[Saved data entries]
>> Begin
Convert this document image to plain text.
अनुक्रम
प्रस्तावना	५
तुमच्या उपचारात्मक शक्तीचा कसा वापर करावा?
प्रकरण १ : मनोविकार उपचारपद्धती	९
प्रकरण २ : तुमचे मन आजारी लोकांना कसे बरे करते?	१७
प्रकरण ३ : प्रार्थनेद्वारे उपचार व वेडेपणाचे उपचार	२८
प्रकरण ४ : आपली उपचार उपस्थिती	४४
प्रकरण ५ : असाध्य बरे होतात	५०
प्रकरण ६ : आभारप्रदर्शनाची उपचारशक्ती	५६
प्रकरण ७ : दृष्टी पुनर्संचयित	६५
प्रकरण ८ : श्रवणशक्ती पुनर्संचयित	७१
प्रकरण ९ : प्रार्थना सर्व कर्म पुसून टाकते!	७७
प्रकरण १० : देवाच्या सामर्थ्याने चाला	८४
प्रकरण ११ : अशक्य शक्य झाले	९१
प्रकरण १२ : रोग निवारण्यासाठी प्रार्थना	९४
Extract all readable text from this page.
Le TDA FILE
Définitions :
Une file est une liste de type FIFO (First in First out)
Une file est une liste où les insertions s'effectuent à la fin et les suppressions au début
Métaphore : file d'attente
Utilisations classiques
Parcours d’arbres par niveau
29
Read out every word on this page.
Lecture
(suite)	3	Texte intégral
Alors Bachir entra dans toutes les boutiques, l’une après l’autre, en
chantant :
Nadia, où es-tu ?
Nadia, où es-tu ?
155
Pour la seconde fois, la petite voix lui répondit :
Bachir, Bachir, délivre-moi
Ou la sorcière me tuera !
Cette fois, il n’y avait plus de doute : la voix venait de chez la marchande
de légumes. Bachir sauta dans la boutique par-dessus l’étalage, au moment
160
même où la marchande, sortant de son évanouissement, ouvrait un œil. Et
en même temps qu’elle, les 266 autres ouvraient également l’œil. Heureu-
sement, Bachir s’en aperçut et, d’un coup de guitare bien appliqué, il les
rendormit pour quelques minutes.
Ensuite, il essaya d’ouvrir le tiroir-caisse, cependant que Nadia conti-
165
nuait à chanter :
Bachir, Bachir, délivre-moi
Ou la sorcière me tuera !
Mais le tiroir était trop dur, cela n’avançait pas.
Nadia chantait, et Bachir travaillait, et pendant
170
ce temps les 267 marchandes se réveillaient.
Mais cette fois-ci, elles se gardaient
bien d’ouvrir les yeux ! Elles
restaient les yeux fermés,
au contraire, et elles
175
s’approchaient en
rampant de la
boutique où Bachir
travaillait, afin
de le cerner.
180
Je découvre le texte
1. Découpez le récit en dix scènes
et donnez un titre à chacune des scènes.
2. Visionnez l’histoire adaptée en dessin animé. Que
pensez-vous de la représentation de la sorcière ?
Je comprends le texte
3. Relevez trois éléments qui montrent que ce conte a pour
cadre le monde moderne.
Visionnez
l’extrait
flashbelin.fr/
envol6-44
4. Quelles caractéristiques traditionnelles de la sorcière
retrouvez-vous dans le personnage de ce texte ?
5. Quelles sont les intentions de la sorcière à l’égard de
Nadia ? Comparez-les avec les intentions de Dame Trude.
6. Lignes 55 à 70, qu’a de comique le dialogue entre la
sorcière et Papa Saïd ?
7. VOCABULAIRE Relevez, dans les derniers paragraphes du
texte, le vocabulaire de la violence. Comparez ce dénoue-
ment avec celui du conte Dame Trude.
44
>> End
▶ **Do this**
Track down every line of the material containing the string "dans", and copy it.

▶ **Answer for the task**
Alors Bachir entra dans toutes les boutiques, l’une après l’autre, en
de légumes. Bachir sauta dans la boutique par-dessus l’étalage, au moment
retrouvez-vous dans le personnage de ce texte ?
7. VOCABULAIRE Relevez, dans les derniers paragraphes du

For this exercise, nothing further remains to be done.